RECORDS SHOWN START

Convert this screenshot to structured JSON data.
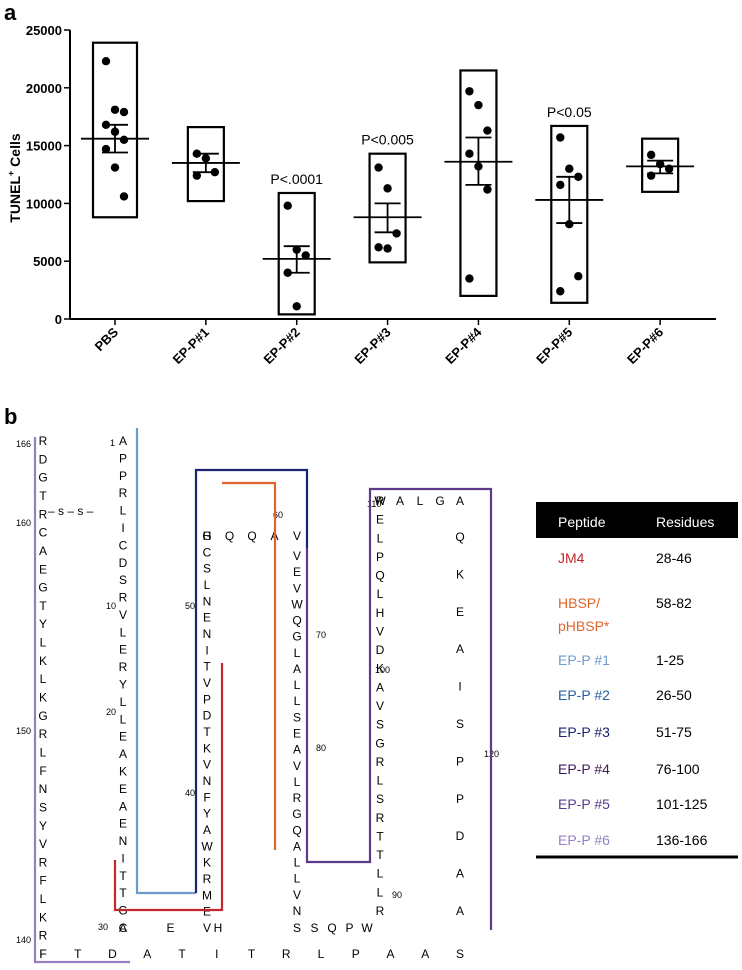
{
  "panel_a": {
    "label": "a",
    "chart_data": {
      "type": "scatter",
      "ylabel_main": "TUNEL",
      "ylabel_sup": "+",
      "ylabel_tail": " Cells",
      "ylim": [
        0,
        25000
      ],
      "yticks": [
        "0",
        "5000",
        "10000",
        "15000",
        "20000",
        "25000"
      ],
      "categories": [
        "PBS",
        "EP-P#1",
        "EP-P#2",
        "EP-P#3",
        "EP-P#4",
        "EP-P#5",
        "EP-P#6"
      ],
      "groups": [
        {
          "name": "PBS",
          "points": [
            22300,
            18100,
            17900,
            16800,
            16200,
            15500,
            14700,
            13100,
            10600
          ],
          "mean": 15600,
          "sem_low": 14400,
          "sem_high": 16800,
          "box_low": 8800,
          "box_high": 23900,
          "pval": ""
        },
        {
          "name": "EP-P#1",
          "points": [
            14300,
            13900,
            12700,
            12400
          ],
          "mean": 13500,
          "sem_low": 12700,
          "sem_high": 14300,
          "box_low": 10200,
          "box_high": 16600,
          "pval": ""
        },
        {
          "name": "EP-P#2",
          "points": [
            9800,
            6000,
            5500,
            4000,
            1100
          ],
          "mean": 5200,
          "sem_low": 4000,
          "sem_high": 6300,
          "box_low": 400,
          "box_high": 10900,
          "pval": "P<.0001"
        },
        {
          "name": "EP-P#3",
          "points": [
            13100,
            11300,
            7400,
            6200,
            6100
          ],
          "mean": 8800,
          "sem_low": 7500,
          "sem_high": 10000,
          "box_low": 4900,
          "box_high": 14300,
          "pval": "P<0.005"
        },
        {
          "name": "EP-P#4",
          "points": [
            19700,
            18500,
            16300,
            14300,
            13200,
            11200,
            3500
          ],
          "mean": 13600,
          "sem_low": 11600,
          "sem_high": 15700,
          "box_low": 2000,
          "box_high": 21500,
          "pval": ""
        },
        {
          "name": "EP-P#5",
          "points": [
            15700,
            13000,
            12300,
            11600,
            8200,
            3700,
            2400
          ],
          "mean": 10300,
          "sem_low": 8300,
          "sem_high": 12300,
          "box_low": 1400,
          "box_high": 16700,
          "pval": "P<0.05"
        },
        {
          "name": "EP-P#6",
          "points": [
            14200,
            13400,
            13000,
            12400
          ],
          "mean": 13200,
          "sem_low": 12600,
          "sem_high": 13700,
          "box_low": 11000,
          "box_high": 15600,
          "pval": ""
        }
      ]
    }
  },
  "panel_b": {
    "label": "b",
    "disulfide_label": "– s – s –",
    "colors": {
      "JM4": "#c0282c",
      "HBSP": "#e0652a",
      "EPP1": "#6f9bcc",
      "EPP2": "#2a5ea6",
      "EPP3": "#1a2470",
      "EPP4": "#3c1a5c",
      "EPP5": "#5b3a8c",
      "EPP6": "#9580bf"
    },
    "sequence": {
      "col_166_141": "RDGTRCAEGTYLKLKGRLFNSYVRFLKRF",
      "col_1_29": "APPRLICDSRVLERYLLEAKEAENITTGC",
      "row_29_31": "AEH",
      "col_32_51": "HCSLNENITVPDTKVNFYAWKRMEV",
      "row_55_59": "GQQAV",
      "col_60_84": "VEVWQGLALLSEAVLRGQALLVN",
      "row_84_89": "SSQPW",
      "col_89_110": "WELPQLHVDKAVSGRLSRTTLLR",
      "row_110_115": "RALGA",
      "col_115_125": "QKEAISPPDAA",
      "row_126_140": "FTDATITRLPAAS"
    },
    "residue_numbers": [
      "166",
      "160",
      "150",
      "140",
      "1",
      "10",
      "20",
      "30",
      "40",
      "50",
      "60",
      "70",
      "80",
      "90",
      "100",
      "110",
      "120",
      "130"
    ],
    "table": {
      "headers": [
        "Peptide",
        "Residues"
      ],
      "rows": [
        {
          "peptide": "JM4",
          "residues": "28-46",
          "color": "#c0282c"
        },
        {
          "peptide": "HBSP/ pHBSP*",
          "residues": "58-82",
          "color": "#e0652a"
        },
        {
          "peptide": "EP-P #1",
          "residues": "1-25",
          "color": "#6f9bcc"
        },
        {
          "peptide": "EP-P #2",
          "residues": "26-50",
          "color": "#2a5ea6"
        },
        {
          "peptide": "EP-P #3",
          "residues": "51-75",
          "color": "#1a2470"
        },
        {
          "peptide": "EP-P #4",
          "residues": "76-100",
          "color": "#3c1a5c"
        },
        {
          "peptide": "EP-P #5",
          "residues": "101-125",
          "color": "#5b3a8c"
        },
        {
          "peptide": "EP-P #6",
          "residues": "136-166",
          "color": "#9580bf"
        }
      ]
    }
  }
}
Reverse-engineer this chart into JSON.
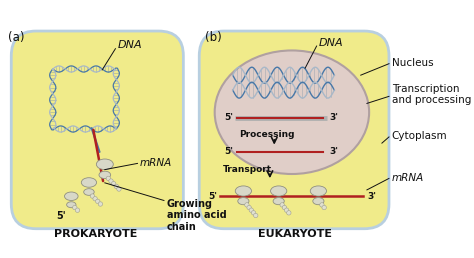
{
  "bg_color": "#ffffff",
  "cell_fill": "#f0eb8a",
  "cell_border": "#b8cfe0",
  "nucleus_fill": "#e0cec8",
  "nucleus_border": "#b0a0a0",
  "dna_blue": "#4878a8",
  "dna_gray": "#a8b8c8",
  "mrna_color": "#b02020",
  "ribosome_fill": "#d8d8c8",
  "ribosome_border": "#909080",
  "peptide_fill": "#e0e0d0",
  "peptide_border": "#a0a090",
  "arrow_color": "#111111",
  "text_color": "#111111",
  "label_a": "(a)",
  "label_b": "(b)",
  "title_prok": "PROKARYOTE",
  "title_euk": "EUKARYOTE",
  "dna_label_a": "DNA",
  "mrna_label_a": "mRNA",
  "five_prime_a": "5'",
  "growing_label": "Growing\namino acid\nchain",
  "dna_label_b": "DNA",
  "processing_label": "Processing",
  "transport_label": "Transport",
  "five_b1": "5'",
  "three_b1": "3'",
  "five_b2": "5'",
  "three_b2": "3'",
  "five_b3": "5'",
  "three_b3": "3'",
  "nucleus_label": "Nucleus",
  "transcription_label": "Transcription\nand processing",
  "cytoplasm_label": "Cytoplasm",
  "mrna_label_b": "mRNA"
}
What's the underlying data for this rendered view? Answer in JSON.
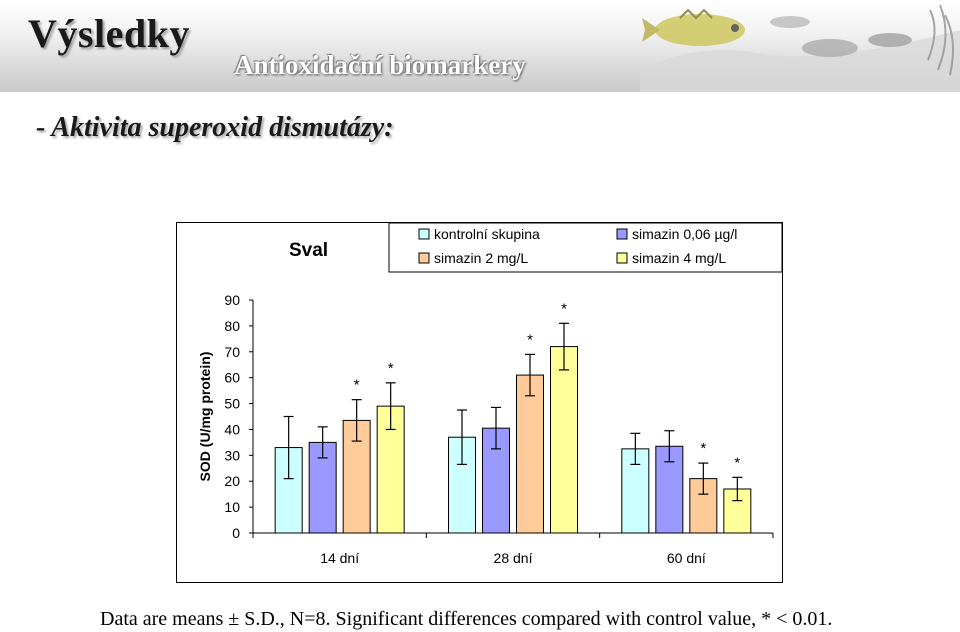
{
  "slide": {
    "title": "Výsledky",
    "subtitle": "Antioxidační biomarkery",
    "section_heading": "- Aktivita superoxid dismutázy:",
    "footnote": "Data are means ± S.D., N=8. Significant differences compared with control value, * < 0.01."
  },
  "colors": {
    "kontrolni": "#ccffff",
    "simazin_006": "#9999ff",
    "simazin_2": "#ffcc99",
    "simazin_4": "#ffff99"
  },
  "chart_data": {
    "type": "bar",
    "title": "Sval",
    "ylabel": "SOD (U/mg protein)",
    "xlabel": "",
    "categories": [
      "14 dní",
      "28 dní",
      "60 dní"
    ],
    "ylim": [
      0,
      90
    ],
    "yticks": [
      "0",
      "10",
      "20",
      "30",
      "40",
      "50",
      "60",
      "70",
      "80",
      "90"
    ],
    "legend_position": "top",
    "series": [
      {
        "name": "kontrolní skupina",
        "color": "#ccffff",
        "values": [
          33,
          37,
          32.5
        ],
        "errors": [
          12,
          10.5,
          6
        ],
        "significant": [
          false,
          false,
          false
        ]
      },
      {
        "name": "simazin 0,06 µg/l",
        "color": "#9999ff",
        "values": [
          35,
          40.5,
          33.5
        ],
        "errors": [
          6,
          8,
          6
        ],
        "significant": [
          false,
          false,
          false
        ]
      },
      {
        "name": "simazin 2 mg/L",
        "color": "#ffcc99",
        "values": [
          43.5,
          61,
          21
        ],
        "errors": [
          8,
          8,
          6
        ],
        "significant": [
          true,
          true,
          true
        ]
      },
      {
        "name": "simazin 4 mg/L",
        "color": "#ffff99",
        "values": [
          49,
          72,
          17
        ],
        "errors": [
          9,
          9,
          4.5
        ],
        "significant": [
          true,
          true,
          true
        ]
      }
    ],
    "significance_marker": "*"
  }
}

RECORDS SHOWN END

## EXERCISE OBJECTIVE
Only the lines that hold the word "JSON" are wanted; each should be pulled from the records.

## FINAL ANSWER
Convert this screenshot to structured JSON data.
Reverse-engineer this chart into JSON.
What's the underlying data for this rendered view? Answer in JSON.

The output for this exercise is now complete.